"""

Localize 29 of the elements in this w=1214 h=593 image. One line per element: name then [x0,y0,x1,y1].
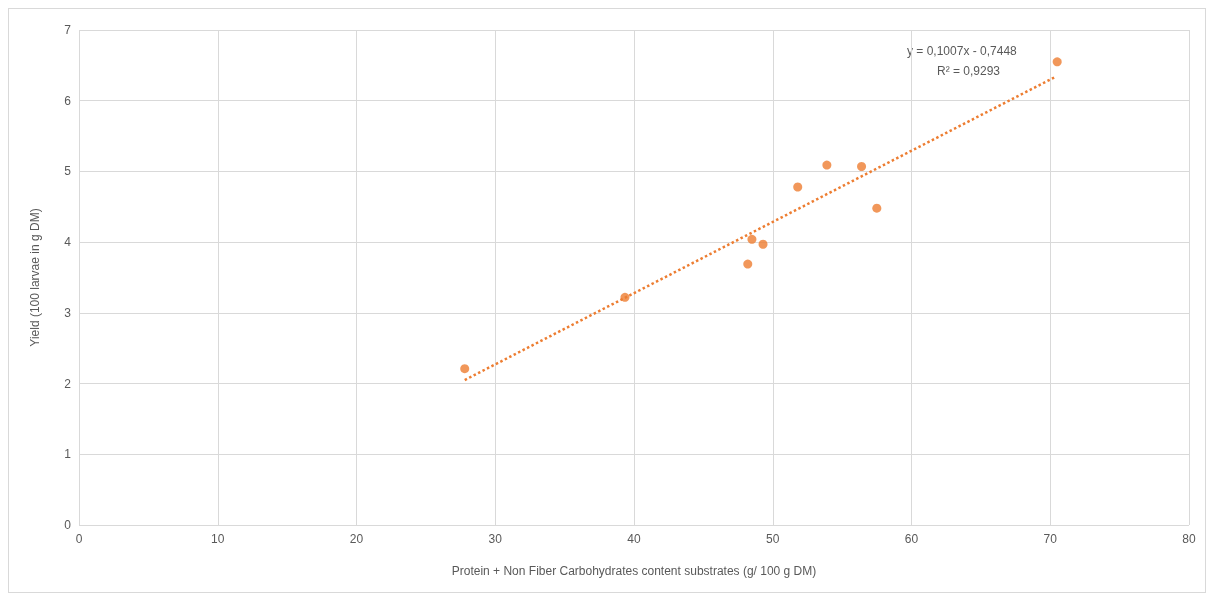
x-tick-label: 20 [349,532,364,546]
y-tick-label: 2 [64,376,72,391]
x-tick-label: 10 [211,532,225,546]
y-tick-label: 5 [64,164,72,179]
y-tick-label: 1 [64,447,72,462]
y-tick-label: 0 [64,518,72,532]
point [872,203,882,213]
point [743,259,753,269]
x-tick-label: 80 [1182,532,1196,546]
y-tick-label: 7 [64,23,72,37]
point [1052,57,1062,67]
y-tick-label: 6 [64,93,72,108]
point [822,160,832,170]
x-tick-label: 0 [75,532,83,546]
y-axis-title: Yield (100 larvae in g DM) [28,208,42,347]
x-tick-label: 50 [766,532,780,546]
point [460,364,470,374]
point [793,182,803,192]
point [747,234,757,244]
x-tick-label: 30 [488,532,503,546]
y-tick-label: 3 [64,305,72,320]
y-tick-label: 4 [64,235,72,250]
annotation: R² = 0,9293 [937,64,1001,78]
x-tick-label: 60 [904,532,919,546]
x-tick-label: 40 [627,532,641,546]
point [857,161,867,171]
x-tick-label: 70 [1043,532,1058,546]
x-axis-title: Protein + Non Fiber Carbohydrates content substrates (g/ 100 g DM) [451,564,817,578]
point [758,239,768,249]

"""

AIM OF THE TASK — Print, word for word, every entry shown above; the pictures stay out.

RESPONSE FOR THIS EXERCISE —
Localize 29 of the elements in this w=1214 h=593 image. One line per element: name then [x0,y0,x1,y1].
x-tick-label: 20 [349,532,364,546]
y-tick-label: 2 [64,376,72,391]
x-tick-label: 10 [211,532,225,546]
y-tick-label: 5 [64,164,72,179]
y-tick-label: 1 [64,447,72,462]
y-tick-label: 0 [64,518,72,532]
point [872,203,882,213]
point [743,259,753,269]
x-tick-label: 80 [1182,532,1196,546]
y-tick-label: 7 [64,23,72,37]
point [1052,57,1062,67]
y-tick-label: 6 [64,93,72,108]
point [822,160,832,170]
x-tick-label: 0 [75,532,83,546]
y-axis-title: Yield (100 larvae in g DM) [28,208,42,347]
x-tick-label: 50 [766,532,780,546]
point [460,364,470,374]
point [793,182,803,192]
point [747,234,757,244]
x-tick-label: 30 [488,532,503,546]
y-tick-label: 3 [64,305,72,320]
y-tick-label: 4 [64,235,72,250]
annotation: R² = 0,9293 [937,64,1001,78]
x-tick-label: 60 [904,532,919,546]
x-tick-label: 40 [627,532,641,546]
point [857,161,867,171]
x-tick-label: 70 [1043,532,1058,546]
x-axis-title: Protein + Non Fiber Carbohydrates content substrates (g/ 100 g DM) [451,564,817,578]
point [758,239,768,249]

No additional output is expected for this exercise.